Work to be completed:
Could you reproduce the material below with each "table-row" swapped for "data-row" and everything else left unchanged?

(Item position entries)
[start]
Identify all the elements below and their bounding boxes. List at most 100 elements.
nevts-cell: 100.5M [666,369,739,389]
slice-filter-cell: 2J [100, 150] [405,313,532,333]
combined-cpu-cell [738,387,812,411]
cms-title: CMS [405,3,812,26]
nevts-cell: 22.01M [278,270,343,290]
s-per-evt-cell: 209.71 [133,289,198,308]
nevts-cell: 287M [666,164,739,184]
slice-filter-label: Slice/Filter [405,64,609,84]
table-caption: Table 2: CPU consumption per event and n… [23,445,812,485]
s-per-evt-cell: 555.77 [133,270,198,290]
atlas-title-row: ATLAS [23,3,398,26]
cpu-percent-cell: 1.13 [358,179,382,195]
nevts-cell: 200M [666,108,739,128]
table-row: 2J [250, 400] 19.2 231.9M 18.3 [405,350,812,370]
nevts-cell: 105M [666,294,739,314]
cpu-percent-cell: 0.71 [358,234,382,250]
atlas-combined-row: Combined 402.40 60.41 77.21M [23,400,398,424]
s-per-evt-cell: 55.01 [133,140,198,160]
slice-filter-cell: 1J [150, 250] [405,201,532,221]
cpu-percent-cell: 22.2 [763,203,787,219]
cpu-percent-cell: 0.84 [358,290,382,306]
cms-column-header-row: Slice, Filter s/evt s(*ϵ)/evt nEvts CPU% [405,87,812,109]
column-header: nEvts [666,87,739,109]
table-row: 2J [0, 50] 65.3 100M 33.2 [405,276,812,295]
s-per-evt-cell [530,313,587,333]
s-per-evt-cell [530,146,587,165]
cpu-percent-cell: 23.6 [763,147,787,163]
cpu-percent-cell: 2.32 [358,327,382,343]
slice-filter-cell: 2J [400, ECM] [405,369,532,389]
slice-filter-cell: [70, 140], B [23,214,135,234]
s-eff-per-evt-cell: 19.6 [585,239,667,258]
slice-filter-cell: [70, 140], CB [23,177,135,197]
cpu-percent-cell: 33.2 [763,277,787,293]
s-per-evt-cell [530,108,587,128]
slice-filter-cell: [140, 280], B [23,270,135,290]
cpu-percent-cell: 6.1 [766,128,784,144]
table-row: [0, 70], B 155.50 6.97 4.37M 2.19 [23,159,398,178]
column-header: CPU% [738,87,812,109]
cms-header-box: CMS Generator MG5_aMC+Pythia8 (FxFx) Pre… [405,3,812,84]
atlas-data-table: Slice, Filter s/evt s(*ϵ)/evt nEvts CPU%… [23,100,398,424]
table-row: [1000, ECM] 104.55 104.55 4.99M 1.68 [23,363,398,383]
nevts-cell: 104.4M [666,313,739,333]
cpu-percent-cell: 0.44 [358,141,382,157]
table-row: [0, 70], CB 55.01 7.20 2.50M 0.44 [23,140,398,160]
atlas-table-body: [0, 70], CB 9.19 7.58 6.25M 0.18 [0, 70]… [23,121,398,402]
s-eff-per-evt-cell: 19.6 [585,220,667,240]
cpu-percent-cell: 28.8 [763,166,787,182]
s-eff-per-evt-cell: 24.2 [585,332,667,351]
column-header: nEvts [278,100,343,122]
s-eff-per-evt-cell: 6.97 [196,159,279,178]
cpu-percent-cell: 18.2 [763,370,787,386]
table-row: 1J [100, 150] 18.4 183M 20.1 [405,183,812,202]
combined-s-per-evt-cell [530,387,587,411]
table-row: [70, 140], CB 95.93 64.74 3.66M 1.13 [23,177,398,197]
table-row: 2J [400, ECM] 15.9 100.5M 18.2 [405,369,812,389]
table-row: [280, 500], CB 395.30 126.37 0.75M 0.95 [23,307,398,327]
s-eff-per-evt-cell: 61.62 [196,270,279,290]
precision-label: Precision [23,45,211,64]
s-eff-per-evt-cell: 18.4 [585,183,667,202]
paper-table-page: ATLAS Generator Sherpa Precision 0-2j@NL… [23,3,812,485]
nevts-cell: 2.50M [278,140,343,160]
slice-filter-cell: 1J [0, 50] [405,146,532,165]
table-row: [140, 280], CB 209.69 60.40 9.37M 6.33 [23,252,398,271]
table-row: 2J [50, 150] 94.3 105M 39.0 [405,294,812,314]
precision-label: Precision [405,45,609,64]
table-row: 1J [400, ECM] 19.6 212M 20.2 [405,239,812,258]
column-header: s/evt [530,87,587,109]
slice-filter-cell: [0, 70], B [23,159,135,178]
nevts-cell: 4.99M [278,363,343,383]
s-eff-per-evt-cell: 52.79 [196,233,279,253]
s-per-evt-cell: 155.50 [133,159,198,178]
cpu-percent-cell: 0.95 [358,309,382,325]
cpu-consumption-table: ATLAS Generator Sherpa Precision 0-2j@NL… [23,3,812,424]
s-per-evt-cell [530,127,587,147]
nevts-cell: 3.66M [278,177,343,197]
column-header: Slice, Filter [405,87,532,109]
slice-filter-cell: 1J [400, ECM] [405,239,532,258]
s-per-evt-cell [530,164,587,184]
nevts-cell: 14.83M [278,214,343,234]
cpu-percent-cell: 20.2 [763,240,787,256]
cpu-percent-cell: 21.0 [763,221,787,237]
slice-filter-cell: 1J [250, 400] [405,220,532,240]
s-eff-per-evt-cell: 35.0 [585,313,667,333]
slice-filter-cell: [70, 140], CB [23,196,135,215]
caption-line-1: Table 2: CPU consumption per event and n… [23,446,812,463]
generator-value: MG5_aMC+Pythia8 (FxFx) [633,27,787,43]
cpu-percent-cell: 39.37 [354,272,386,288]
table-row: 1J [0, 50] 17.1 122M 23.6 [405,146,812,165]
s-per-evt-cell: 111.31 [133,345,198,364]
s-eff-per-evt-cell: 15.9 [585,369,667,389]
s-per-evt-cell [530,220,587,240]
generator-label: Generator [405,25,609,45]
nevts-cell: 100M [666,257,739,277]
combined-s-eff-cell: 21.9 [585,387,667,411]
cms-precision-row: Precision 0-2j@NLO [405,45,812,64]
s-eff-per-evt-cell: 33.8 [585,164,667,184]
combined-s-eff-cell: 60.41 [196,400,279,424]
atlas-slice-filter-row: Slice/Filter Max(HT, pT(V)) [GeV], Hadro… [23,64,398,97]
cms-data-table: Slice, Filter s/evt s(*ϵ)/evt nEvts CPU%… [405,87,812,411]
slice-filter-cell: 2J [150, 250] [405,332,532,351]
[end]
Answer:
Identify all the elements below and their bounding boxes. List at most 100 elements.
nevts-cell: 100.5M [666,369,739,389]
slice-filter-cell: 2J [100, 150] [405,313,532,333]
combined-cpu-cell [738,387,812,411]
cms-title: CMS [405,3,812,26]
nevts-cell: 22.01M [278,270,343,290]
s-per-evt-cell: 209.71 [133,289,198,308]
nevts-cell: 287M [666,164,739,184]
slice-filter-label: Slice/Filter [405,64,609,84]
table-caption: Table 2: CPU consumption per event and n… [23,445,812,485]
s-per-evt-cell: 555.77 [133,270,198,290]
atlas-title-row: ATLAS [23,3,398,26]
cpu-percent-cell: 1.13 [358,179,382,195]
nevts-cell: 200M [666,108,739,128]
data-row: 2J [250, 400] 19.2 231.9M 18.3 [405,350,812,370]
nevts-cell: 105M [666,294,739,314]
cpu-percent-cell: 0.71 [358,234,382,250]
atlas-combined-row: Combined 402.40 60.41 77.21M [23,400,398,424]
s-per-evt-cell: 55.01 [133,140,198,160]
slice-filter-cell: 1J [150, 250] [405,201,532,221]
cpu-percent-cell: 22.2 [763,203,787,219]
cpu-percent-cell: 0.84 [358,290,382,306]
cms-column-header-row: Slice, Filter s/evt s(*ϵ)/evt nEvts CPU% [405,87,812,109]
column-header: nEvts [666,87,739,109]
data-row: 2J [0, 50] 65.3 100M 33.2 [405,276,812,295]
s-per-evt-cell [530,313,587,333]
s-per-evt-cell [530,146,587,165]
cpu-percent-cell: 23.6 [763,147,787,163]
cpu-percent-cell: 2.32 [358,327,382,343]
slice-filter-cell: 2J [400, ECM] [405,369,532,389]
slice-filter-cell: [70, 140], B [23,214,135,234]
s-eff-per-evt-cell: 19.6 [585,239,667,258]
slice-filter-cell: [70, 140], CB [23,177,135,197]
cpu-percent-cell: 33.2 [763,277,787,293]
s-per-evt-cell [530,108,587,128]
slice-filter-cell: [140, 280], B [23,270,135,290]
cpu-percent-cell: 6.1 [766,128,784,144]
data-row: [0, 70], B 155.50 6.97 4.37M 2.19 [23,159,398,178]
column-header: CPU% [738,87,812,109]
cms-header-box: CMS Generator MG5_aMC+Pythia8 (FxFx) Pre… [405,3,812,84]
atlas-data-table: Slice, Filter s/evt s(*ϵ)/evt nEvts CPU%… [23,100,398,424]
data-row: [1000, ECM] 104.55 104.55 4.99M 1.68 [23,363,398,383]
nevts-cell: 104.4M [666,313,739,333]
cpu-percent-cell: 0.44 [358,141,382,157]
data-row: [0, 70], CB 55.01 7.20 2.50M 0.44 [23,140,398,160]
atlas-table-body: [0, 70], CB 9.19 7.58 6.25M 0.18 [0, 70]… [23,121,398,402]
s-eff-per-evt-cell: 19.6 [585,220,667,240]
cpu-percent-cell: 28.8 [763,166,787,182]
s-eff-per-evt-cell: 24.2 [585,332,667,351]
column-header: nEvts [278,100,343,122]
s-eff-per-evt-cell: 6.97 [196,159,279,178]
cpu-percent-cell: 18.2 [763,370,787,386]
data-row: 1J [100, 150] 18.4 183M 20.1 [405,183,812,202]
combined-s-per-evt-cell [530,387,587,411]
data-row: [70, 140], CB 95.93 64.74 3.66M 1.13 [23,177,398,197]
data-row: 2J [400, ECM] 15.9 100.5M 18.2 [405,369,812,389]
data-row: [280, 500], CB 395.30 126.37 0.75M 0.95 [23,307,398,327]
s-eff-per-evt-cell: 61.62 [196,270,279,290]
precision-label: Precision [23,45,211,64]
s-eff-per-evt-cell: 18.4 [585,183,667,202]
paper-table-page: ATLAS Generator Sherpa Precision 0-2j@NL… [23,3,812,485]
nevts-cell: 2.50M [278,140,343,160]
slice-filter-cell: 1J [0, 50] [405,146,532,165]
data-row: [140, 280], CB 209.69 60.40 9.37M 6.33 [23,252,398,271]
data-row: 2J [50, 150] 94.3 105M 39.0 [405,294,812,314]
precision-label: Precision [405,45,609,64]
data-row: 1J [400, ECM] 19.6 212M 20.2 [405,239,812,258]
column-header: s/evt [530,87,587,109]
slice-filter-cell: [0, 70], B [23,159,135,178]
nevts-cell: 4.99M [278,363,343,383]
s-eff-per-evt-cell: 52.79 [196,233,279,253]
s-per-evt-cell: 155.50 [133,159,198,178]
cpu-percent-cell: 0.95 [358,309,382,325]
cpu-consumption-table: ATLAS Generator Sherpa Precision 0-2j@NL… [23,3,812,424]
s-per-evt-cell [530,127,587,147]
nevts-cell: 3.66M [278,177,343,197]
column-header: Slice, Filter [405,87,532,109]
slice-filter-cell: 1J [400, ECM] [405,239,532,258]
s-per-evt-cell [530,164,587,184]
nevts-cell: 14.83M [278,214,343,234]
cpu-percent-cell: 20.2 [763,240,787,256]
cpu-percent-cell: 21.0 [763,221,787,237]
slice-filter-cell: 1J [250, 400] [405,220,532,240]
s-eff-per-evt-cell: 35.0 [585,313,667,333]
slice-filter-cell: [70, 140], CB [23,196,135,215]
caption-line-1: Table 2: CPU consumption per event and n… [23,446,812,463]
generator-value: MG5_aMC+Pythia8 (FxFx) [633,27,787,43]
cpu-percent-cell: 39.37 [354,272,386,288]
data-row: 1J [0, 50] 17.1 122M 23.6 [405,146,812,165]
s-per-evt-cell: 111.31 [133,345,198,364]
s-eff-per-evt-cell: 15.9 [585,369,667,389]
s-per-evt-cell [530,220,587,240]
generator-label: Generator [405,25,609,45]
nevts-cell: 100M [666,257,739,277]
combined-s-eff-cell: 21.9 [585,387,667,411]
cms-precision-row: Precision 0-2j@NLO [405,45,812,64]
s-eff-per-evt-cell: 33.8 [585,164,667,184]
combined-s-eff-cell: 60.41 [196,400,279,424]
atlas-slice-filter-row: Slice/Filter Max(HT, pT(V)) [GeV], Hadro… [23,64,398,97]
cms-data-table: Slice, Filter s/evt s(*ϵ)/evt nEvts CPU%… [405,87,812,411]
slice-filter-cell: 2J [150, 250] [405,332,532,351]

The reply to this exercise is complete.